== Prompt 1 ==
Answer these questions from the text on micronations:
(a) About how many active micronations exist around the world?
(b) On what date did Prince Leonard send the telegram announcing the end of hostilities?
(c) What did the Hutt River Province later rename itself?
== Prompt 2 ==
The text on micronations names several places as examples of secessionist movements. List all of them.
== Prompt 3 ==
According to the text on micronations, why did Prince Leonard claim that Australia must recognize the sovereignty of the Hutt River Province?

== Text to read ==
-=-=-=-=-

26 April 2021

Pseudostates

'Micronations: A lacuna in the law' by Harry Hobbs and George Williams in (2021) International Journal of Constitutional Law comments 

Around 100 active micronations exist across the globe. Led by committed and eccentric individuals, these aspirant or wannabe states assert their claims to sovereignty in myriad ways. In dressing in the language of statehood, they challenge understandings of, and approaches to, international legal personality. In this article we provide the first legal survey of micronations. We develop a conceptual framework to understand what it means to be a micronation, explore their various forms, and analyze key public law issues. Our survey reveals that, although public law has not engaged with this phenomenon, states respond to the assertion of sovereignty by micronations in both benign and violent ways.

The authors argue 

On December 2, 1977, Prince Leonard Casley of the Hutt River Province cabled a telegram to the Governor-General of Australia, declaring war. With a permanent population of fewer than twenty residents, no standing army, and the Province’s 75 km2 territory entirely enclosed by the state of Western Australia, Prince Leonard was unprepared for war. Two days later, on December 4, 1977, he cabled a second telegram announcing the cessation of hostilities. The Australian government responded to neither correspondence, but Prince Leonard nonetheless claimed victory. According to his reading of the Geneva Conventions of 1949, a state should show full respect to a nation undefeated in war. As the Hutt River Province was undefeated, Australia must recognize its sovereignty. 

Australia never recognized the sovereignty of what subsequently renamed itself the Principality of Hutt River, but Prince Leonard is not the only person who has claimed to secede and create his or her own state. Although a new state is, of course, the goal of secessionist movements across the globe, including in South Sudan, Kosovo, Scotland, Catalonia, Quebec, and elsewhere, Prince Leonard’s Principality differs from these efforts. Built around a committed and eccentric individual, possessing only a very small resident population and unrecognized by sovereign states, the Principality was an “aspirant” or “wannabe” state. More commonly, it was known as a micronation.

-=-=-=-=-

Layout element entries
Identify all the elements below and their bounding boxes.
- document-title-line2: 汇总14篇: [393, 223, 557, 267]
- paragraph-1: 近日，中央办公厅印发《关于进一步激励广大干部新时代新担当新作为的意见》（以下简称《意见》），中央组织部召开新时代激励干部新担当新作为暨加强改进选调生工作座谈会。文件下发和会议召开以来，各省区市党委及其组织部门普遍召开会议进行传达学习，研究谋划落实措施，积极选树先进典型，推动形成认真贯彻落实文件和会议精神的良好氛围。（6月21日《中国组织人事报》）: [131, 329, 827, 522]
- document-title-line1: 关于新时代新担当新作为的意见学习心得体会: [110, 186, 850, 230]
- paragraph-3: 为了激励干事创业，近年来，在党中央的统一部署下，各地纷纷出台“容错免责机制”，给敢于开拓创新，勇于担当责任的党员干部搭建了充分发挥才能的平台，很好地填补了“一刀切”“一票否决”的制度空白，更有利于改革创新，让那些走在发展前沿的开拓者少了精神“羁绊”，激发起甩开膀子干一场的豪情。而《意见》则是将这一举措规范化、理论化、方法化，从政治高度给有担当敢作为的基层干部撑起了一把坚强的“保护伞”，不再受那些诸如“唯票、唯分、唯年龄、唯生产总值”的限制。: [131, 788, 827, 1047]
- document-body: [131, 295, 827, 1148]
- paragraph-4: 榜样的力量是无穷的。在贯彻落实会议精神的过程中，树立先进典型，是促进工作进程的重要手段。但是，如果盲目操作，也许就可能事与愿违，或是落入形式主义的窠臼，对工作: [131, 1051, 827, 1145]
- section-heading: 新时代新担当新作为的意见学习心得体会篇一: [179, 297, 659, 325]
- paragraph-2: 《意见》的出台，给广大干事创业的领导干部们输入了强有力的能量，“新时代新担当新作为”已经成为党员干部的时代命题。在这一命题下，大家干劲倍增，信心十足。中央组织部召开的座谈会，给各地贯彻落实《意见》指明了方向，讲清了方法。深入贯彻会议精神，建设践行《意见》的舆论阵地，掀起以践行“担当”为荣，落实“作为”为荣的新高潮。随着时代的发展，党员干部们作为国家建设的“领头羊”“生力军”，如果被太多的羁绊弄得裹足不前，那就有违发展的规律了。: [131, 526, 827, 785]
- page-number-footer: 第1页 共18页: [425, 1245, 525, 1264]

-=-=-=-=-

== Expected output 1 ==
(a) Around 100.
(b) December 4, 1977.
(c) The Principality of Hutt River.

== Expected output 2 ==
South Sudan, Kosovo, Scotland, Catalonia, Quebec

== Expected output 3 ==
He read the Geneva Conventions of 1949 as saying that a state should show full respect to a nation undefeated in war. He held that the Hutt River Province was undefeated, so Australia must recognize its sovereignty.